- _EXERCISE TASK_
Select every line below containing the word "likely".

- _EXERCISE INPUTS_

____

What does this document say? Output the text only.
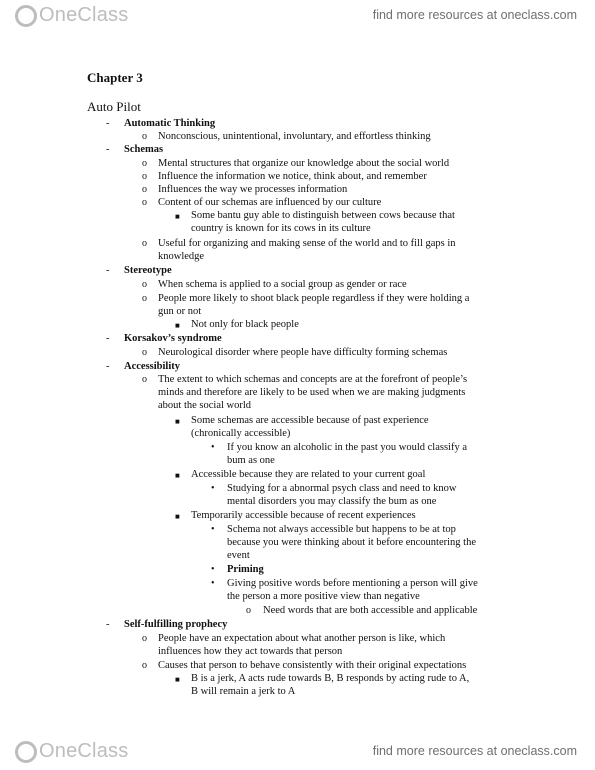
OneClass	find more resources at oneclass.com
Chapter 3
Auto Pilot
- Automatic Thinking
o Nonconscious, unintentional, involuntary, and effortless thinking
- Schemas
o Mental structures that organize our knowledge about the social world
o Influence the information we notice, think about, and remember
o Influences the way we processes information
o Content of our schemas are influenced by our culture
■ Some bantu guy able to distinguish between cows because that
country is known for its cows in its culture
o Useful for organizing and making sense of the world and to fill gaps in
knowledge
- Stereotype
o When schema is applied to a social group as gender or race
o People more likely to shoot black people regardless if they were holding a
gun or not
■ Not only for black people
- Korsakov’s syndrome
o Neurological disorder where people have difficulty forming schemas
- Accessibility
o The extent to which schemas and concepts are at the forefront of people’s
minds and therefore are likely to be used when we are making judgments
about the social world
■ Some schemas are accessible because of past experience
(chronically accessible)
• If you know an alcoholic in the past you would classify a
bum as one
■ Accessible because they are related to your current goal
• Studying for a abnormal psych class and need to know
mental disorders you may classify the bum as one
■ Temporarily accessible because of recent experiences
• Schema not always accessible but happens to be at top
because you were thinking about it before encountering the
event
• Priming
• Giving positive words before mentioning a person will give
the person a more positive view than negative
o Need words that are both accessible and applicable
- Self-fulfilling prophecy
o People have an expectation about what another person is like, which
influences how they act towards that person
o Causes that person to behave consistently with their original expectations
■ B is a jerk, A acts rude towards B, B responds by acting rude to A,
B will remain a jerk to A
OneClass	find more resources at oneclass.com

____

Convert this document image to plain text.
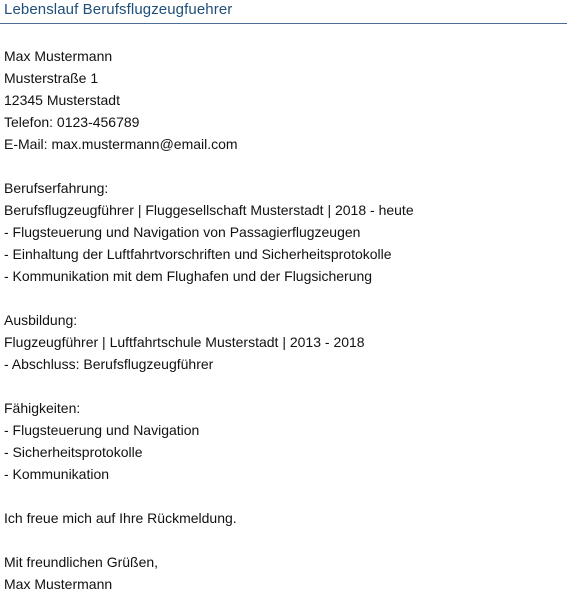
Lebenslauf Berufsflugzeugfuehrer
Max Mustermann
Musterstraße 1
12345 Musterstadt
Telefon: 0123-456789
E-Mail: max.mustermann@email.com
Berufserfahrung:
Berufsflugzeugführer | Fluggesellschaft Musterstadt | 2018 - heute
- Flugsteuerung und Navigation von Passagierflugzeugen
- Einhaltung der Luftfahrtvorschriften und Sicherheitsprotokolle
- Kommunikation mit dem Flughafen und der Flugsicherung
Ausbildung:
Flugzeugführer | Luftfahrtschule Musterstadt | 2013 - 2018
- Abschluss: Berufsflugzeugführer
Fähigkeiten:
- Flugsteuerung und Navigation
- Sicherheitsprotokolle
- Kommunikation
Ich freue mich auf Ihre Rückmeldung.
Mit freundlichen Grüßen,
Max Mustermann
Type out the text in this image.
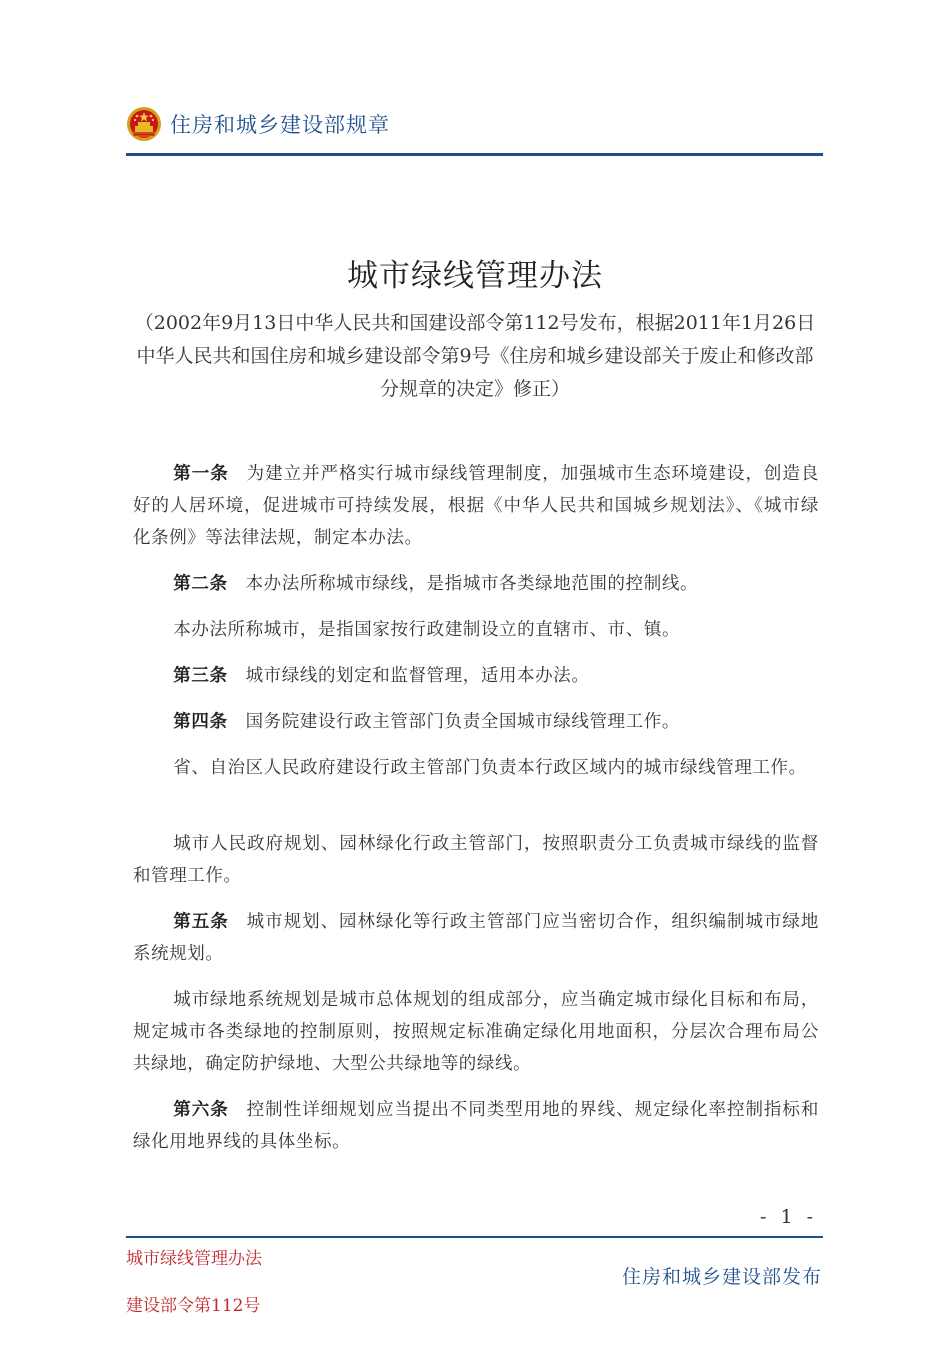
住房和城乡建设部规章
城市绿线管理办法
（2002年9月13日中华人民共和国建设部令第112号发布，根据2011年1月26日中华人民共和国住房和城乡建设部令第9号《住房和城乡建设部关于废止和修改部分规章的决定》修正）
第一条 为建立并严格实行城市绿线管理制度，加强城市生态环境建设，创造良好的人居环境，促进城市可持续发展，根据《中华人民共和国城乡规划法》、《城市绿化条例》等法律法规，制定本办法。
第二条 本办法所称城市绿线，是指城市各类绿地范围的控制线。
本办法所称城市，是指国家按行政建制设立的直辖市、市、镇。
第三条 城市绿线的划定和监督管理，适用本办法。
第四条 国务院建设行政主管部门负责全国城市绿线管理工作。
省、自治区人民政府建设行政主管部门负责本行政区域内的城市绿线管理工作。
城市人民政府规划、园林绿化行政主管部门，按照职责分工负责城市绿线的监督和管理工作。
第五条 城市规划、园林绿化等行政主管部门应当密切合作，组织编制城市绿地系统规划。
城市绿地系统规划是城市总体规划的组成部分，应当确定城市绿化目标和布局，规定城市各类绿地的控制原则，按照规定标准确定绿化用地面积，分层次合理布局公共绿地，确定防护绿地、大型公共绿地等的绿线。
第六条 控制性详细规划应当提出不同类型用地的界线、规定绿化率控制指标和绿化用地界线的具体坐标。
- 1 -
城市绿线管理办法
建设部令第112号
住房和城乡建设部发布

____

- _EXERCISE SOLUTION_
o People more likely to shoot black people regardless if they were holding a
minds and therefore are likely to be used when we are making judgments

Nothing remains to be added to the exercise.